- _WHAT YOU NEED TO DO_: Omit every image, and transcribe the remaining entries exactly as given.

* Begin TASK MATERIAL *

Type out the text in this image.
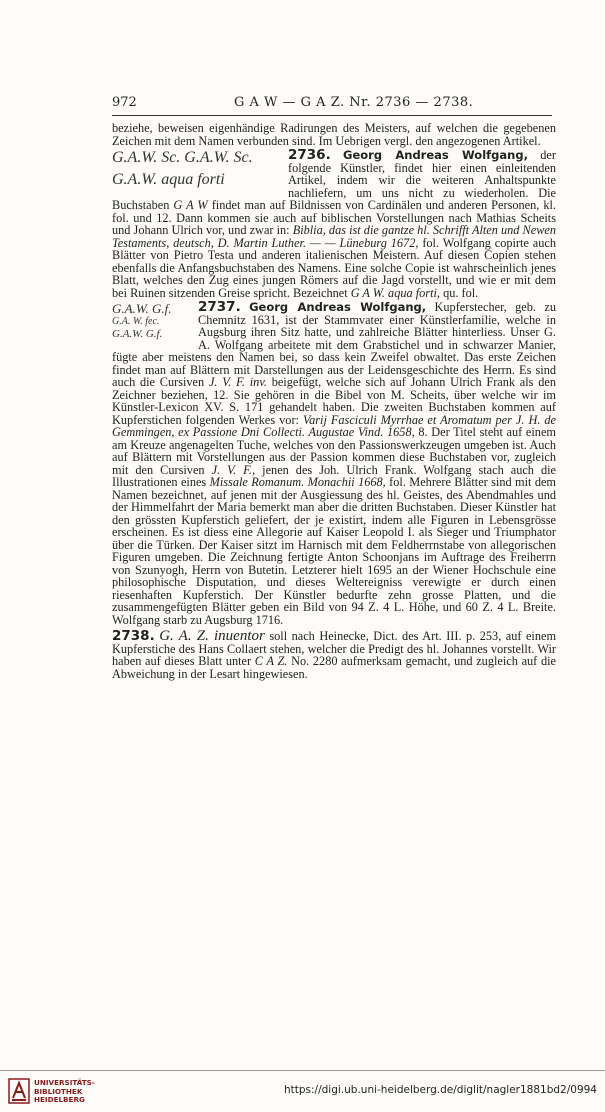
972	G A W — G A Z. Nr. 2736 — 2738.

beziehe, beweisen eigenhändige Radirungen des Meisters, auf welchen die gegebenen Zeichen mit dem Namen verbunden sind. Im Uebrigen vergl. den angezogenen Artikel.

2736. Georg Andreas Wolfgang,
G.A.W. Sc. G.A.W. Sc.
G.A.W. aqua forti
der folgende Künstler, findet hier einen einleitenden Artikel, indem wir die weiteren Anhaltspunkte nachliefern, um uns nicht zu wiederholen. Die Buchstaben G A W findet man auf Bildnissen von Cardinälen und anderen Personen, kl. fol. und 12. Dann kommen sie auch auf biblischen Vorstellungen nach Mathias Scheits und Johann Ulrich vor, und zwar in: Biblia, das ist die gantze hl. Schrifft Alten und Newen Testaments, deutsch, D. Martin Luther. — — Lüneburg 1672, fol. Wolfgang copirte auch Blätter von Pietro Testa und anderen italienischen Meistern. Auf diesen Copien stehen ebenfalls die Anfangsbuchstaben des Namens. Eine solche Copie ist wahrscheinlich jenes Blatt, welches den Zug eines jungen Römers auf die Jagd vorstellt, und wie er mit dem bei Ruinen sitzenden Greise spricht. Bezeichnet G A W. aqua forti, qu. fol.

2737. Georg Andreas Wolfgang,
G.A.W. G.f.
G.A. W. fec.
G.A.W. G.f.
Kupferstecher, geb. zu Chemnitz 1631, ist der Stammvater einer Künstlerfamilie, welche in Augsburg ihren Sitz hatte, und zahlreiche Blätter hinterliess. Unser G. A. Wolfgang arbeitete mit dem Grabstichel und in schwarzer Manier, fügte aber meistens den Namen bei, so dass kein Zweifel obwaltet. Das erste Zeichen findet man auf Blättern mit Darstellungen aus der Leidensgeschichte des Herrn. Es sind auch die Cursiven J. V. F. inv. beigefügt, welche sich auf Johann Ulrich Frank als den Zeichner beziehen, 12. Sie gehören in die Bibel von M. Scheits, über welche wir im Künstler-Lexicon XV. S. 171 gehandelt haben. Die zweiten Buchstaben kommen auf Kupferstichen folgenden Werkes vor: Varij Fasciculi Myrrhae et Aromatum per J. H. de Gemmingen, ex Passione Dni Collecti. Augustae Vind. 1658, 8. Der Titel steht auf einem am Kreuze angenagelten Tuche, welches von den Passionswerkzeugen umgeben ist. Auch auf Blättern mit Vorstellungen aus der Passion kommen diese Buchstaben vor, zugleich mit den Cursiven J. V. F., jenen des Joh. Ulrich Frank. Wolfgang stach auch die Illustrationen eines Missale Romanum. Monachii 1668, fol. Mehrere Blätter sind mit dem Namen bezeichnet, auf jenen mit der Ausgiessung des hl. Geistes, des Abendmahles und der Himmelfahrt der Maria bemerkt man aber die dritten Buchstaben. Dieser Künstler hat den grössten Kupferstich geliefert, der je existirt, indem alle Figuren in Lebensgrösse erscheinen. Es ist diess eine Allegorie auf Kaiser Leopold I. als Sieger und Triumphator über die Türken. Der Kaiser sitzt im Harnisch mit dem Feldherrnstabe von allegorischen Figuren umgeben. Die Zeichnung fertigte Anton Schoonjans im Auftrage des Freiherrn von Szunyogh, Herrn von Butetin. Letzterer hielt 1695 an der Wiener Hochschule eine philosophische Disputation, und dieses Weltereigniss verewigte er durch einen riesenhaften Kupferstich. Der Künstler bedurfte zehn grosse Platten, und die zusammengefügten Blätter geben ein Bild von 94 Z. 4 L. Höhe, und 60 Z. 4 L. Breite. Wolfgang starb zu Augsburg 1716.

2738. G. A. Z. inuentor soll nach Heinecke, Dict. des Art. III. p. 253, auf einem Kupferstiche des Hans Collaert stehen, welcher die Predigt des hl. Johannes vorstellt. Wir haben auf dieses Blatt unter C A Z. No. 2280 aufmerksam gemacht, und zugleich auf die Abweichung in der Lesart hingewiesen.

UNIVERSITÄTS-
BIBLIOTHEK
HEIDELBERG
https://digi.ub.uni-heidelberg.de/diglit/nagler1881bd2/0994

* End TASK MATERIAL *

- _FINISHED TASK_:
Type out the text in this image.
972	G A W — G A Z. Nr. 2736 — 2738.

beziehe, beweisen eigenhändige Radirungen des Meisters, auf welchen die gegebenen Zeichen mit dem Namen verbunden sind. Im Uebrigen vergl. den angezogenen Artikel.

2736. Georg Andreas Wolfgang,
G.A.W. Sc. G.A.W. Sc.
G.A.W. aqua forti
der folgende Künstler, findet hier einen einleitenden Artikel, indem wir die weiteren Anhaltspunkte nachliefern, um uns nicht zu wiederholen. Die Buchstaben G A W findet man auf Bildnissen von Cardinälen und anderen Personen, kl. fol. und 12. Dann kommen sie auch auf biblischen Vorstellungen nach Mathias Scheits und Johann Ulrich vor, und zwar in: Biblia, das ist die gantze hl. Schrifft Alten und Newen Testaments, deutsch, D. Martin Luther. — — Lüneburg 1672, fol. Wolfgang copirte auch Blätter von Pietro Testa und anderen italienischen Meistern. Auf diesen Copien stehen ebenfalls die Anfangsbuchstaben des Namens. Eine solche Copie ist wahrscheinlich jenes Blatt, welches den Zug eines jungen Römers auf die Jagd vorstellt, und wie er mit dem bei Ruinen sitzenden Greise spricht. Bezeichnet G A W. aqua forti, qu. fol.

2737. Georg Andreas Wolfgang,
G.A.W. G.f.
G.A. W. fec.
G.A.W. G.f.
Kupferstecher, geb. zu Chemnitz 1631, ist der Stammvater einer Künstlerfamilie, welche in Augsburg ihren Sitz hatte, und zahlreiche Blätter hinterliess. Unser G. A. Wolfgang arbeitete mit dem Grabstichel und in schwarzer Manier, fügte aber meistens den Namen bei, so dass kein Zweifel obwaltet. Das erste Zeichen findet man auf Blättern mit Darstellungen aus der Leidensgeschichte des Herrn. Es sind auch die Cursiven J. V. F. inv. beigefügt, welche sich auf Johann Ulrich Frank als den Zeichner beziehen, 12. Sie gehören in die Bibel von M. Scheits, über welche wir im Künstler-Lexicon XV. S. 171 gehandelt haben. Die zweiten Buchstaben kommen auf Kupferstichen folgenden Werkes vor: Varij Fasciculi Myrrhae et Aromatum per J. H. de Gemmingen, ex Passione Dni Collecti. Augustae Vind. 1658, 8. Der Titel steht auf einem am Kreuze angenagelten Tuche, welches von den Passionswerkzeugen umgeben ist. Auch auf Blättern mit Vorstellungen aus der Passion kommen diese Buchstaben vor, zugleich mit den Cursiven J. V. F., jenen des Joh. Ulrich Frank. Wolfgang stach auch die Illustrationen eines Missale Romanum. Monachii 1668, fol. Mehrere Blätter sind mit dem Namen bezeichnet, auf jenen mit der Ausgiessung des hl. Geistes, des Abendmahles und der Himmelfahrt der Maria bemerkt man aber die dritten Buchstaben. Dieser Künstler hat den grössten Kupferstich geliefert, der je existirt, indem alle Figuren in Lebensgrösse erscheinen. Es ist diess eine Allegorie auf Kaiser Leopold I. als Sieger und Triumphator über die Türken. Der Kaiser sitzt im Harnisch mit dem Feldherrnstabe von allegorischen Figuren umgeben. Die Zeichnung fertigte Anton Schoonjans im Auftrage des Freiherrn von Szunyogh, Herrn von Butetin. Letzterer hielt 1695 an der Wiener Hochschule eine philosophische Disputation, und dieses Weltereigniss verewigte er durch einen riesenhaften Kupferstich. Der Künstler bedurfte zehn grosse Platten, und die zusammengefügten Blätter geben ein Bild von 94 Z. 4 L. Höhe, und 60 Z. 4 L. Breite. Wolfgang starb zu Augsburg 1716.

2738. G. A. Z. inuentor soll nach Heinecke, Dict. des Art. III. p. 253, auf einem Kupferstiche des Hans Collaert stehen, welcher die Predigt des hl. Johannes vorstellt. Wir haben auf dieses Blatt unter C A Z. No. 2280 aufmerksam gemacht, und zugleich auf die Abweichung in der Lesart hingewiesen.

UNIVERSITÄTS-
BIBLIOTHEK
HEIDELBERG
https://digi.ub.uni-heidelberg.de/diglit/nagler1881bd2/0994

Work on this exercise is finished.